Output the entries below exactly as written, omitting pictures.

** Begin **

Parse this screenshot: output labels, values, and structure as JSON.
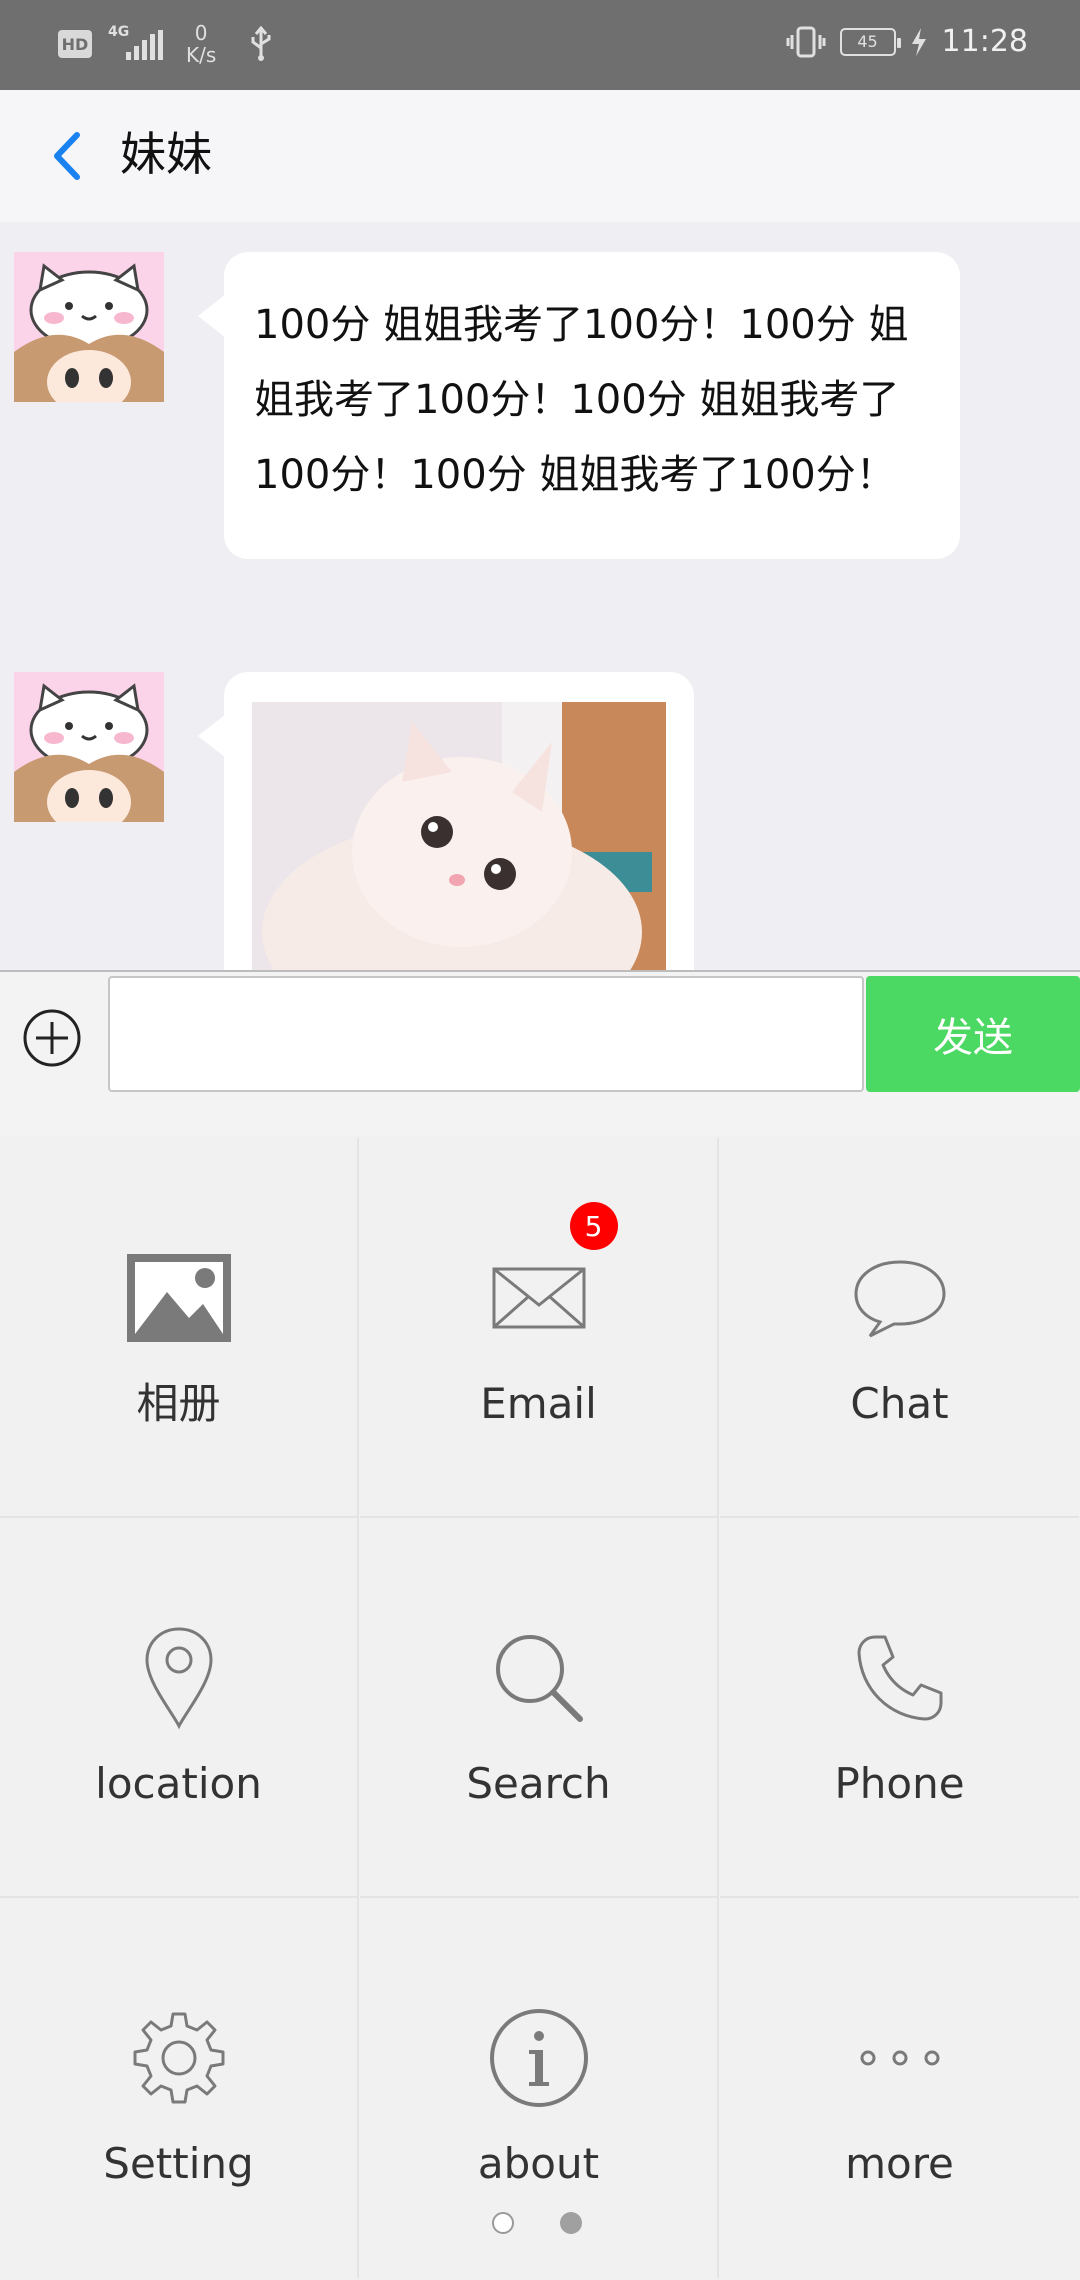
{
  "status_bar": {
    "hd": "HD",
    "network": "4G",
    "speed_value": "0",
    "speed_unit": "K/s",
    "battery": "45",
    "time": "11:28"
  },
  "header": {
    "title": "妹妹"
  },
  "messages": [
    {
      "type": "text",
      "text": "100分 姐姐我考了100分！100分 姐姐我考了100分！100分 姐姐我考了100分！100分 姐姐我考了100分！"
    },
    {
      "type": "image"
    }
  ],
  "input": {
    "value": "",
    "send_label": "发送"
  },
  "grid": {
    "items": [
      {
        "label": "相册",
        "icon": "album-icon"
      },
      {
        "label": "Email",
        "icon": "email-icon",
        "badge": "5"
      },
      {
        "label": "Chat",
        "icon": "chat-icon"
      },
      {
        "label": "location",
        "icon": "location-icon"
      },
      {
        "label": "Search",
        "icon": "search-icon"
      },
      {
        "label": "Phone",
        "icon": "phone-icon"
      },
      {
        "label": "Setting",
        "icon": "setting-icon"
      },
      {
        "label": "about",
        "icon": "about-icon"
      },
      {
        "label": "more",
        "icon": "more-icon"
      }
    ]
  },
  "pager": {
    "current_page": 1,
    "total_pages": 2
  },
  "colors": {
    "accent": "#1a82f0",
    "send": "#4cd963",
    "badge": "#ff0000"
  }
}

** End **

#### [Task answer]
Parse this screenshot: output labels, values, and structure as JSON.
{
  "status_bar": {
    "hd": "HD",
    "network": "4G",
    "speed_value": "0",
    "speed_unit": "K/s",
    "battery": "45",
    "time": "11:28"
  },
  "header": {
    "title": "妹妹"
  },
  "messages": [
    {
      "type": "text",
      "text": "100分 姐姐我考了100分！100分 姐姐我考了100分！100分 姐姐我考了100分！100分 姐姐我考了100分！"
    },
    {
      "type": "image"
    }
  ],
  "input": {
    "value": "",
    "send_label": "发送"
  },
  "grid": {
    "items": [
      {
        "label": "相册",
        "icon": "album-icon"
      },
      {
        "label": "Email",
        "icon": "email-icon",
        "badge": "5"
      },
      {
        "label": "Chat",
        "icon": "chat-icon"
      },
      {
        "label": "location",
        "icon": "location-icon"
      },
      {
        "label": "Search",
        "icon": "search-icon"
      },
      {
        "label": "Phone",
        "icon": "phone-icon"
      },
      {
        "label": "Setting",
        "icon": "setting-icon"
      },
      {
        "label": "about",
        "icon": "about-icon"
      },
      {
        "label": "more",
        "icon": "more-icon"
      }
    ]
  },
  "pager": {
    "current_page": 1,
    "total_pages": 2
  },
  "colors": {
    "accent": "#1a82f0",
    "send": "#4cd963",
    "badge": "#ff0000"
  }
}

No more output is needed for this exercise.